Below are the records; copy each line in them that holds the word "your".

========================================

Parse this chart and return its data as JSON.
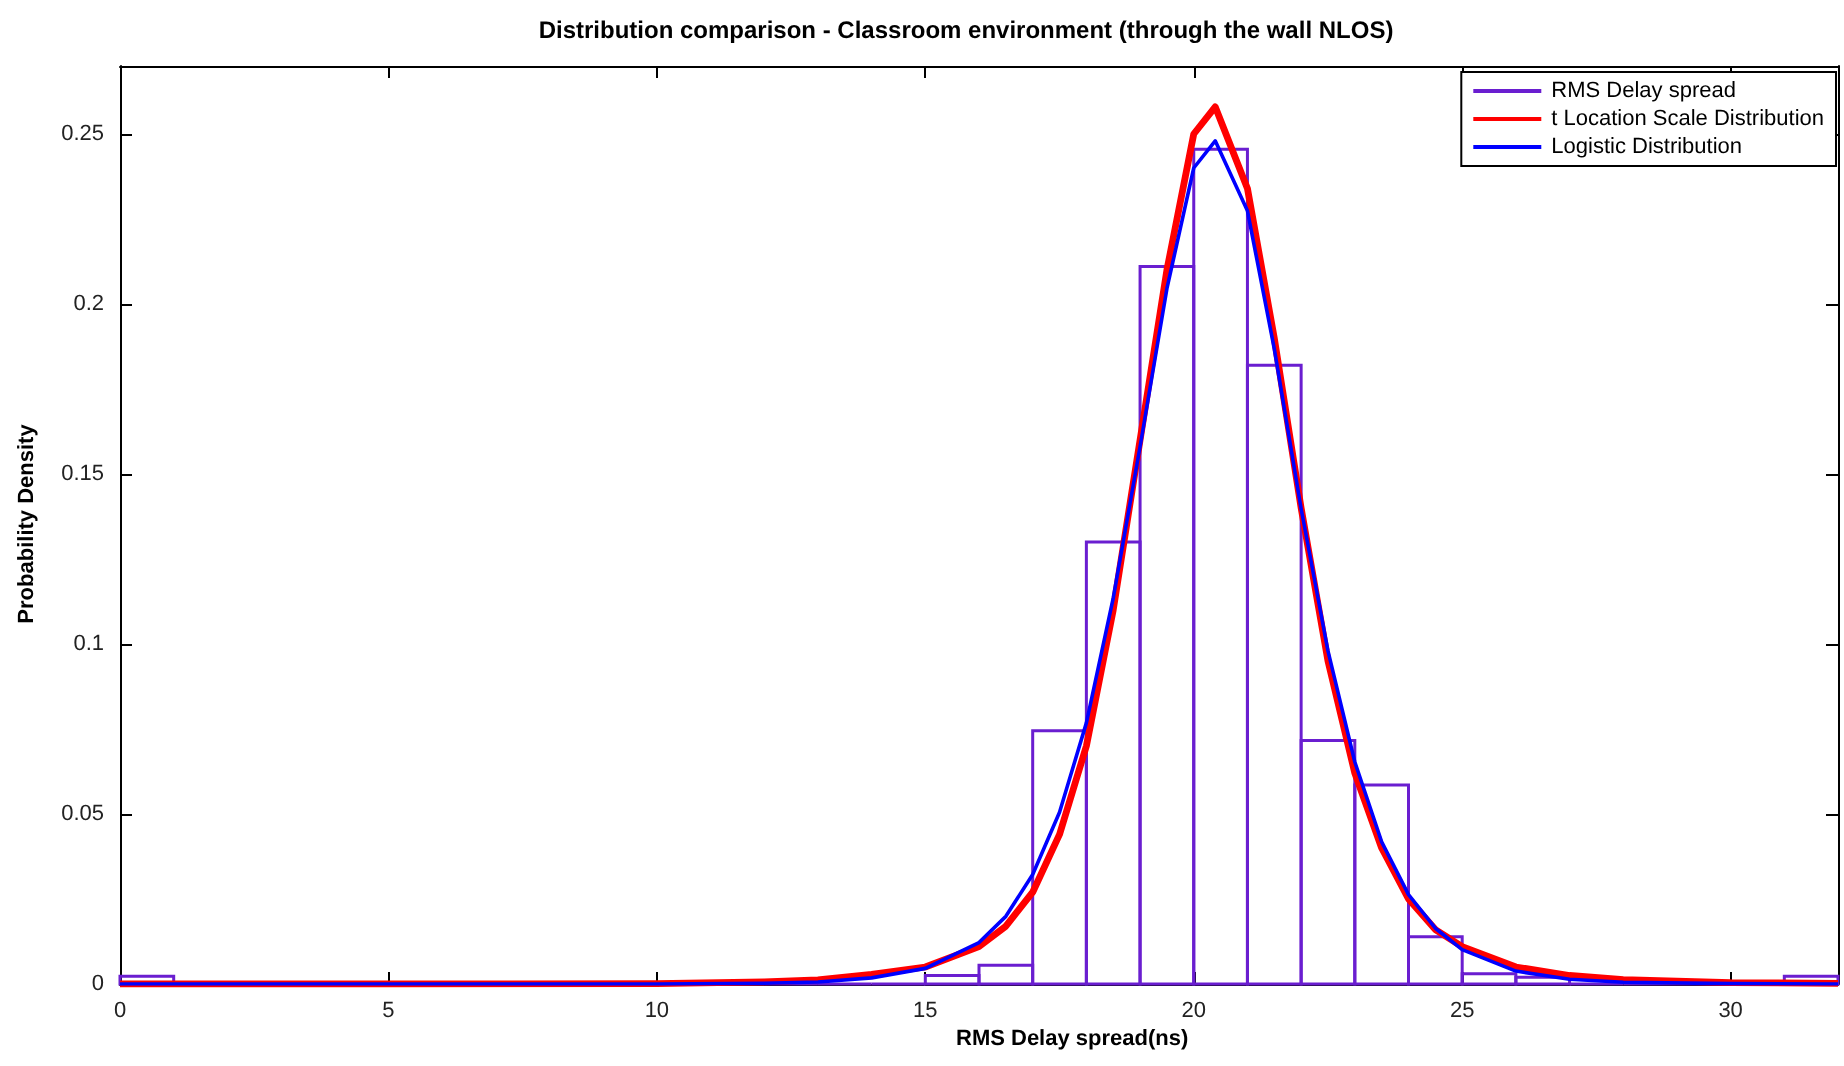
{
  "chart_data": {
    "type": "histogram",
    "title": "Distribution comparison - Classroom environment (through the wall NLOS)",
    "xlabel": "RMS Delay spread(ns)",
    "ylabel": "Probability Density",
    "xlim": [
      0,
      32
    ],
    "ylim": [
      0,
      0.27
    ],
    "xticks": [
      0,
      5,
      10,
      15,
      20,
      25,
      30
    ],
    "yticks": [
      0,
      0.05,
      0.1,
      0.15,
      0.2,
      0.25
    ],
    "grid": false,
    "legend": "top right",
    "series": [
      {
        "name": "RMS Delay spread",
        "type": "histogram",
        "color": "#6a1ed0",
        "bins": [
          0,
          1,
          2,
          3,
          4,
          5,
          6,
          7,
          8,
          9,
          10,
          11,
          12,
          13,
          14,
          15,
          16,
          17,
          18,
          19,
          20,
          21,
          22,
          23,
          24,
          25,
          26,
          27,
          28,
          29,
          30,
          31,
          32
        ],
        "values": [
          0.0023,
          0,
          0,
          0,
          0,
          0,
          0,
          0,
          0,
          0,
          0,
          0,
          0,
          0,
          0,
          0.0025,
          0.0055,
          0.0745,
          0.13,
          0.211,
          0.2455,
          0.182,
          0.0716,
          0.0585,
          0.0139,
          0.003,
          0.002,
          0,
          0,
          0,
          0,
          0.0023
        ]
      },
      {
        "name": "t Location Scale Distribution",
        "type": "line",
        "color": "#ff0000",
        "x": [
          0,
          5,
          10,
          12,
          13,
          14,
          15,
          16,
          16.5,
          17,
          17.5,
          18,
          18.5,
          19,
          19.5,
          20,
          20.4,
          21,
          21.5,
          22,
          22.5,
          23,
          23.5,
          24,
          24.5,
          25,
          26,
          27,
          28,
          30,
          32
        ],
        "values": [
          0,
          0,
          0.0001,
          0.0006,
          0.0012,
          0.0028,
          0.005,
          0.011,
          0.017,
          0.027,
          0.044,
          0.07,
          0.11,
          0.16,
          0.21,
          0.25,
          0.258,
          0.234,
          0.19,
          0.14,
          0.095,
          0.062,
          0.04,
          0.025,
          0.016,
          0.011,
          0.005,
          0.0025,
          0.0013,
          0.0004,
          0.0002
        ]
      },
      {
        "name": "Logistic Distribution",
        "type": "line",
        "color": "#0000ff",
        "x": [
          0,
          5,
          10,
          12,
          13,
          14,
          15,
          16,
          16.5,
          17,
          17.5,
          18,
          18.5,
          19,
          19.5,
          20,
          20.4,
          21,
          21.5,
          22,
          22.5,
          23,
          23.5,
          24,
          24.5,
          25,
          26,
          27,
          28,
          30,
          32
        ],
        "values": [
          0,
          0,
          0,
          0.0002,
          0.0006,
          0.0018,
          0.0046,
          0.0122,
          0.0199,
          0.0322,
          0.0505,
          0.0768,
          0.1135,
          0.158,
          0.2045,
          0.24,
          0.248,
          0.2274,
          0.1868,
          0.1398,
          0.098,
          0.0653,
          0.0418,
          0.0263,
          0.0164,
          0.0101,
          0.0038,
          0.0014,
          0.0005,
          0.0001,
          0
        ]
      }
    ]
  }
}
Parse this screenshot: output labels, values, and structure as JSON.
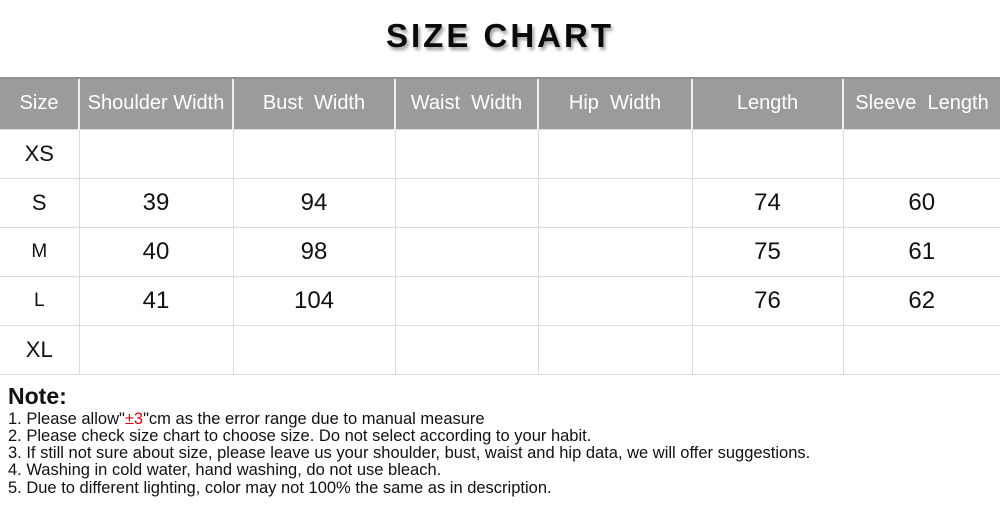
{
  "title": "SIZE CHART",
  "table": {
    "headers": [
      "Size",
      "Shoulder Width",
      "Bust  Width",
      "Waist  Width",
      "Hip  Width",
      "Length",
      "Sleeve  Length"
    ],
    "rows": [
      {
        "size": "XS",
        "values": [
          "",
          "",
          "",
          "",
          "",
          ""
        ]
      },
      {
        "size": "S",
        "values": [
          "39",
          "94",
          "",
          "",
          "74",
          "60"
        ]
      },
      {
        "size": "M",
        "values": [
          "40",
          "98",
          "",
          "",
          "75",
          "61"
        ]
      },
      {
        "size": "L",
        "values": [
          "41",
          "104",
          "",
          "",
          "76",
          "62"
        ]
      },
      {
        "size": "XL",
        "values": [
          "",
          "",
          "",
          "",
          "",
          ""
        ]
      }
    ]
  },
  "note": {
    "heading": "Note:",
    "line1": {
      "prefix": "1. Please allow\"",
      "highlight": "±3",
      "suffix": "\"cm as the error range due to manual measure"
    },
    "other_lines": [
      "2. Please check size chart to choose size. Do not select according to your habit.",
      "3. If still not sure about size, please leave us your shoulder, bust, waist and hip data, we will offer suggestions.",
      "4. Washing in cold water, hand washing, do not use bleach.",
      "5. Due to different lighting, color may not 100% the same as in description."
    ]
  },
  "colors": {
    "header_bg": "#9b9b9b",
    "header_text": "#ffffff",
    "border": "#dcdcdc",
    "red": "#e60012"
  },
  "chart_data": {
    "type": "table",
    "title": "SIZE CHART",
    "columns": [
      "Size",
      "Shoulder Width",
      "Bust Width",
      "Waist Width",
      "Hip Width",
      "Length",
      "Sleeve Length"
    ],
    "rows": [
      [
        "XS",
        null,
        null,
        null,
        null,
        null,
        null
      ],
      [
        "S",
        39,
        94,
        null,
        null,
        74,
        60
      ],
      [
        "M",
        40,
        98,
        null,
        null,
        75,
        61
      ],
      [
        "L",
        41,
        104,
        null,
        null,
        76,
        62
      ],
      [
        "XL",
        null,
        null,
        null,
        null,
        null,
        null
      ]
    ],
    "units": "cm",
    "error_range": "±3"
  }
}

========================================

* [EXERCISE ANSWER]:
      "2. Please check size chart to choose size. Do not select according to your habit.",
      "3. If still not sure about size, please leave us your shoulder, bust, waist and hip data, we will offer suggestions.",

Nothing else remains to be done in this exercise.